Dataset rows
** start **

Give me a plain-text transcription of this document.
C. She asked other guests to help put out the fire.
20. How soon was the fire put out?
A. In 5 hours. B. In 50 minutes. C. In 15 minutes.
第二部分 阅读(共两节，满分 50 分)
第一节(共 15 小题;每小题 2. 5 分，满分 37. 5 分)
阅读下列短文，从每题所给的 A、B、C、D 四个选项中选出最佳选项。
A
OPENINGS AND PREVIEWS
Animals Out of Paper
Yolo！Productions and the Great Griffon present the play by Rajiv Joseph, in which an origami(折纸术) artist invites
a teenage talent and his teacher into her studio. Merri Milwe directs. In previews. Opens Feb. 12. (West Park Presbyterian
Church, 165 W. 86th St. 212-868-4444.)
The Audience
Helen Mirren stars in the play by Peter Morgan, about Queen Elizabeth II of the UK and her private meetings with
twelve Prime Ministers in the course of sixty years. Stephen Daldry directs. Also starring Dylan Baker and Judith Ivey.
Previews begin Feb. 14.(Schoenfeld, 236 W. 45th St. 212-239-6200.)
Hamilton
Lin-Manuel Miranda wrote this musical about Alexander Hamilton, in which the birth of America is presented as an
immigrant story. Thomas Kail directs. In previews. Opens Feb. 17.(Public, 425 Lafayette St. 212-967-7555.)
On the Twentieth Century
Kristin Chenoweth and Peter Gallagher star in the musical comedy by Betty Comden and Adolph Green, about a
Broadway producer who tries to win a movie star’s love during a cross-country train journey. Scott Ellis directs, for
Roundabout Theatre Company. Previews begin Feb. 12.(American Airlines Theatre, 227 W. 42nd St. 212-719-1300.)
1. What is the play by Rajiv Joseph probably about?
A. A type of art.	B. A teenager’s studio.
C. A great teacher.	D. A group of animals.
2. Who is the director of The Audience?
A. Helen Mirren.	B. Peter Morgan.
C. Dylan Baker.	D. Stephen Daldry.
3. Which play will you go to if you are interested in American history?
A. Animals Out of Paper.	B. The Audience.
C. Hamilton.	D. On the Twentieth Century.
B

** end **

▶ Your goal: Using the listing above, retype each line exactly.

▶ Written solution:
Give me a plain-text transcription of this document.
C. She asked other guests to help put out the fire.
20. How soon was the fire put out?
A. In 5 hours. B. In 50 minutes. C. In 15 minutes.
第二部分 阅读(共两节，满分 50 分)
第一节(共 15 小题;每小题 2. 5 分，满分 37. 5 分)
阅读下列短文，从每题所给的 A、B、C、D 四个选项中选出最佳选项。
A
OPENINGS AND PREVIEWS
Animals Out of Paper
Yolo！Productions and the Great Griffon present the play by Rajiv Joseph, in which an origami(折纸术) artist invites
a teenage talent and his teacher into her studio. Merri Milwe directs. In previews. Opens Feb. 12. (West Park Presbyterian
Church, 165 W. 86th St. 212-868-4444.)
The Audience
Helen Mirren stars in the play by Peter Morgan, about Queen Elizabeth II of the UK and her private meetings with
twelve Prime Ministers in the course of sixty years. Stephen Daldry directs. Also starring Dylan Baker and Judith Ivey.
Previews begin Feb. 14.(Schoenfeld, 236 W. 45th St. 212-239-6200.)
Hamilton
Lin-Manuel Miranda wrote this musical about Alexander Hamilton, in which the birth of America is presented as an
immigrant story. Thomas Kail directs. In previews. Opens Feb. 17.(Public, 425 Lafayette St. 212-967-7555.)
On the Twentieth Century
Kristin Chenoweth and Peter Gallagher star in the musical comedy by Betty Comden and Adolph Green, about a
Broadway producer who tries to win a movie star’s love during a cross-country train journey. Scott Ellis directs, for
Roundabout Theatre Company. Previews begin Feb. 12.(American Airlines Theatre, 227 W. 42nd St. 212-719-1300.)
1. What is the play by Rajiv Joseph probably about?
A. A type of art.	B. A teenager’s studio.
C. A great teacher.	D. A group of animals.
2. Who is the director of The Audience?
A. Helen Mirren.	B. Peter Morgan.
C. Dylan Baker.	D. Stephen Daldry.
3. Which play will you go to if you are interested in American history?
A. Animals Out of Paper.	B. The Audience.
C. Hamilton.	D. On the Twentieth Century.
B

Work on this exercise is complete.